A run of records:
______
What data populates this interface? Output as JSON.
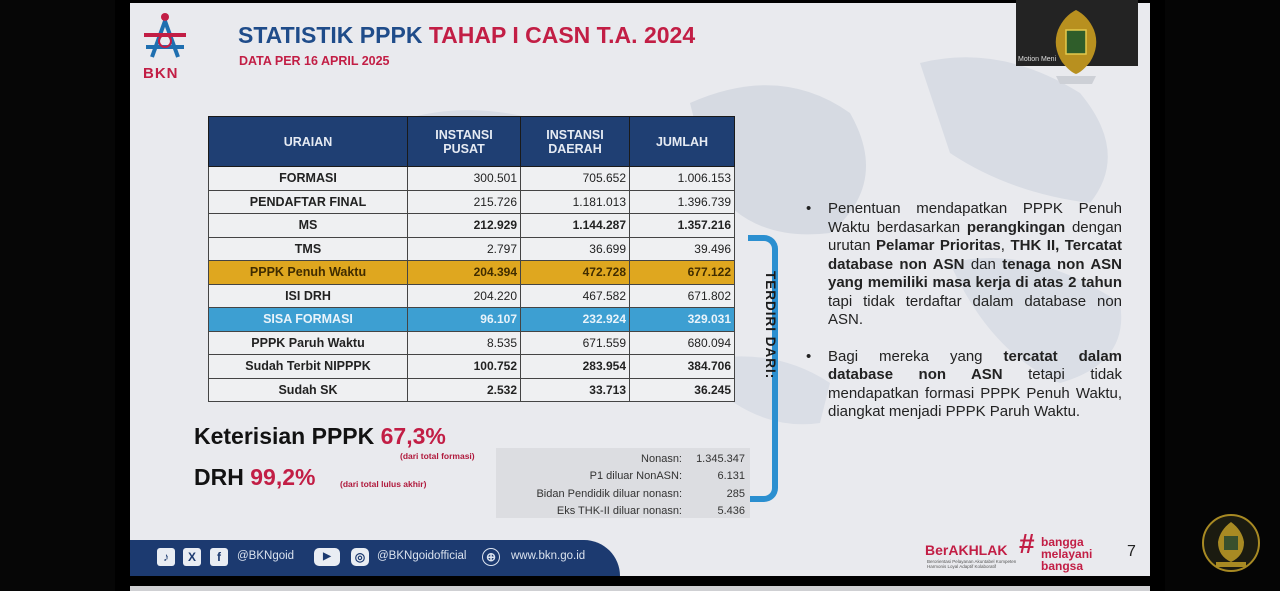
{
  "slide": {
    "logo_text": "BKN",
    "title_part1": "STATISTIK PPPK",
    "title_part2": "TAHAP I CASN T.A. 2024",
    "subtitle": "DATA PER 16 APRIL 2025",
    "table": {
      "headers": [
        "URAIAN",
        "INSTANSI PUSAT",
        "INSTANSI DAERAH",
        "JUMLAH"
      ],
      "rows": [
        {
          "label": "FORMASI",
          "pusat": "300.501",
          "daerah": "705.652",
          "jumlah": "1.006.153"
        },
        {
          "label": "PENDAFTAR FINAL",
          "pusat": "215.726",
          "daerah": "1.181.013",
          "jumlah": "1.396.739"
        },
        {
          "label": "MS",
          "pusat": "212.929",
          "daerah": "1.144.287",
          "jumlah": "1.357.216"
        },
        {
          "label": "TMS",
          "pusat": "2.797",
          "daerah": "36.699",
          "jumlah": "39.496"
        },
        {
          "label": "PPPK Penuh Waktu",
          "pusat": "204.394",
          "daerah": "472.728",
          "jumlah": "677.122"
        },
        {
          "label": "ISI DRH",
          "pusat": "204.220",
          "daerah": "467.582",
          "jumlah": "671.802"
        },
        {
          "label": "SISA FORMASI",
          "pusat": "96.107",
          "daerah": "232.924",
          "jumlah": "329.031"
        },
        {
          "label": "PPPK Paruh Waktu",
          "pusat": "8.535",
          "daerah": "671.559",
          "jumlah": "680.094"
        },
        {
          "label": "Sudah Terbit NIPPPK",
          "pusat": "100.752",
          "daerah": "283.954",
          "jumlah": "384.706"
        },
        {
          "label": "Sudah SK",
          "pusat": "2.532",
          "daerah": "33.713",
          "jumlah": "36.245"
        }
      ]
    },
    "terdiri_dari": "TERDIRI DARI:",
    "keterisian_label": "Keterisian PPPK",
    "keterisian_value": "67,3%",
    "keterisian_note": "(dari total formasi)",
    "drh_label": "DRH",
    "drh_value": "99,2%",
    "drh_note": "(dari total lulus akhir)",
    "breakdown": [
      {
        "label": "Nonasn:",
        "value": "1.345.347"
      },
      {
        "label": "P1 diluar NonASN:",
        "value": "6.131"
      },
      {
        "label": "Bidan Pendidik diluar nonasn:",
        "value": "285"
      },
      {
        "label": "Eks THK-II diluar nonasn:",
        "value": "5.436"
      }
    ],
    "bullet1": {
      "a": "Penentuan mendapatkan PPPK Penuh Waktu berdasarkan",
      "b": "perangkingan",
      "c": "dengan urutan",
      "d": "Pelamar Prioritas",
      "e": ",",
      "f": "THK II, Tercatat database non ASN",
      "g": "dan",
      "h": "tenaga non ASN yang memiliki masa kerja di atas 2 tahun",
      "i": "tapi tidak terdaftar dalam database non ASN."
    },
    "bullet2": {
      "a": "Bagi mereka yang",
      "b": "tercatat dalam database non ASN",
      "c": "tetapi tidak mendapatkan formasi PPPK Penuh Waktu, diangkat menjadi PPPK Paruh Waktu."
    },
    "footer": {
      "handle1": "@BKNgoid",
      "handle2": "@BKNgoidofficial",
      "website": "www.bkn.go.id",
      "berakhlak": "BerAKHLAK",
      "berakhlak_sub": "Berorientasi Pelayanan Akuntabel Kompeten Harmonis Loyal Adaptif Kolaboratif",
      "bangga_line1": "bangga",
      "bangga_line2": "melayani",
      "bangga_line3": "bangsa"
    },
    "page_number": "7"
  },
  "video": {
    "participant_label": "Motion Meni"
  },
  "colors": {
    "navy": "#1f3f73",
    "crimson": "#c21e45",
    "gold": "#dfa71f",
    "sky": "#3d9fd2"
  }
}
______
GIVEN EXERCISE: Return the listing above in full and without alteration, excluding its pictures.

COMPLETE ANSWER:
What data populates this interface? Output as JSON.
{
  "slide": {
    "logo_text": "BKN",
    "title_part1": "STATISTIK PPPK",
    "title_part2": "TAHAP I CASN T.A. 2024",
    "subtitle": "DATA PER 16 APRIL 2025",
    "table": {
      "headers": [
        "URAIAN",
        "INSTANSI PUSAT",
        "INSTANSI DAERAH",
        "JUMLAH"
      ],
      "rows": [
        {
          "label": "FORMASI",
          "pusat": "300.501",
          "daerah": "705.652",
          "jumlah": "1.006.153"
        },
        {
          "label": "PENDAFTAR FINAL",
          "pusat": "215.726",
          "daerah": "1.181.013",
          "jumlah": "1.396.739"
        },
        {
          "label": "MS",
          "pusat": "212.929",
          "daerah": "1.144.287",
          "jumlah": "1.357.216"
        },
        {
          "label": "TMS",
          "pusat": "2.797",
          "daerah": "36.699",
          "jumlah": "39.496"
        },
        {
          "label": "PPPK Penuh Waktu",
          "pusat": "204.394",
          "daerah": "472.728",
          "jumlah": "677.122"
        },
        {
          "label": "ISI DRH",
          "pusat": "204.220",
          "daerah": "467.582",
          "jumlah": "671.802"
        },
        {
          "label": "SISA FORMASI",
          "pusat": "96.107",
          "daerah": "232.924",
          "jumlah": "329.031"
        },
        {
          "label": "PPPK Paruh Waktu",
          "pusat": "8.535",
          "daerah": "671.559",
          "jumlah": "680.094"
        },
        {
          "label": "Sudah Terbit NIPPPK",
          "pusat": "100.752",
          "daerah": "283.954",
          "jumlah": "384.706"
        },
        {
          "label": "Sudah SK",
          "pusat": "2.532",
          "daerah": "33.713",
          "jumlah": "36.245"
        }
      ]
    },
    "terdiri_dari": "TERDIRI DARI:",
    "keterisian_label": "Keterisian PPPK",
    "keterisian_value": "67,3%",
    "keterisian_note": "(dari total formasi)",
    "drh_label": "DRH",
    "drh_value": "99,2%",
    "drh_note": "(dari total lulus akhir)",
    "breakdown": [
      {
        "label": "Nonasn:",
        "value": "1.345.347"
      },
      {
        "label": "P1 diluar NonASN:",
        "value": "6.131"
      },
      {
        "label": "Bidan Pendidik diluar nonasn:",
        "value": "285"
      },
      {
        "label": "Eks THK-II diluar nonasn:",
        "value": "5.436"
      }
    ],
    "bullet1": {
      "a": "Penentuan mendapatkan PPPK Penuh Waktu berdasarkan",
      "b": "perangkingan",
      "c": "dengan urutan",
      "d": "Pelamar Prioritas",
      "e": ",",
      "f": "THK II, Tercatat database non ASN",
      "g": "dan",
      "h": "tenaga non ASN yang memiliki masa kerja di atas 2 tahun",
      "i": "tapi tidak terdaftar dalam database non ASN."
    },
    "bullet2": {
      "a": "Bagi mereka yang",
      "b": "tercatat dalam database non ASN",
      "c": "tetapi tidak mendapatkan formasi PPPK Penuh Waktu, diangkat menjadi PPPK Paruh Waktu."
    },
    "footer": {
      "handle1": "@BKNgoid",
      "handle2": "@BKNgoidofficial",
      "website": "www.bkn.go.id",
      "berakhlak": "BerAKHLAK",
      "berakhlak_sub": "Berorientasi Pelayanan Akuntabel Kompeten Harmonis Loyal Adaptif Kolaboratif",
      "bangga_line1": "bangga",
      "bangga_line2": "melayani",
      "bangga_line3": "bangsa"
    },
    "page_number": "7"
  },
  "video": {
    "participant_label": "Motion Meni"
  },
  "colors": {
    "navy": "#1f3f73",
    "crimson": "#c21e45",
    "gold": "#dfa71f",
    "sky": "#3d9fd2"
  }
}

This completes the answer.